[Data items]
════════════════
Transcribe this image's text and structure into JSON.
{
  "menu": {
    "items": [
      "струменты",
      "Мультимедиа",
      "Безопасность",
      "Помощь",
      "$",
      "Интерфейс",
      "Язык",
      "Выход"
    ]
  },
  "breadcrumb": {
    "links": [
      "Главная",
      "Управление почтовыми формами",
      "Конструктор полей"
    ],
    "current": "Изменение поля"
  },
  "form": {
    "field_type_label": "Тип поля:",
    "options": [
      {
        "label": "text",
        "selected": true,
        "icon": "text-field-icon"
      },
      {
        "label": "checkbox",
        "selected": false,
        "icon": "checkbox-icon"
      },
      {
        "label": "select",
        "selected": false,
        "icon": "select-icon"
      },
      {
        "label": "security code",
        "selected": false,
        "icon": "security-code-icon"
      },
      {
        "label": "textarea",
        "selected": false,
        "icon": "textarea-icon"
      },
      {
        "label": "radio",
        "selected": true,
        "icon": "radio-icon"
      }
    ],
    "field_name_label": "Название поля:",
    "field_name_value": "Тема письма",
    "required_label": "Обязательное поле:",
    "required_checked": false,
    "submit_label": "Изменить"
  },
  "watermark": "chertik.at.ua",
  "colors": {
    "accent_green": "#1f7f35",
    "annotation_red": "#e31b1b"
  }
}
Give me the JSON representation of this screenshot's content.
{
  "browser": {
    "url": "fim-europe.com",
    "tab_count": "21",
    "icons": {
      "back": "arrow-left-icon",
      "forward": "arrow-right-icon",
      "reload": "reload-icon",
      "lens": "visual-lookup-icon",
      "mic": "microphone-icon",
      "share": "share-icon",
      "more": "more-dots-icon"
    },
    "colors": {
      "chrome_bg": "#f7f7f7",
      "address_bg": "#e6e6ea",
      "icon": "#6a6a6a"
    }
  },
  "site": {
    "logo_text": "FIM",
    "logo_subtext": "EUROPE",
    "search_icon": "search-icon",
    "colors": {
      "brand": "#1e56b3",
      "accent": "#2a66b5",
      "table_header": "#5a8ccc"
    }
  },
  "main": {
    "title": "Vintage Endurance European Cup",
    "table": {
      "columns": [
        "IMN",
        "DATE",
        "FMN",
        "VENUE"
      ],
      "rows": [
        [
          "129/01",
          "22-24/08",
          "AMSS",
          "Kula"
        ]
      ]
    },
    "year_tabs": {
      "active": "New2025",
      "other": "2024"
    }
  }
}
════════════════
● **GIVEN INSTRUCTION**
Read through the data and copy every line where "arrow" shows up.

● **COMPLETE OUTPUT**
      "back": "arrow-left-icon",
      "forward": "arrow-right-icon",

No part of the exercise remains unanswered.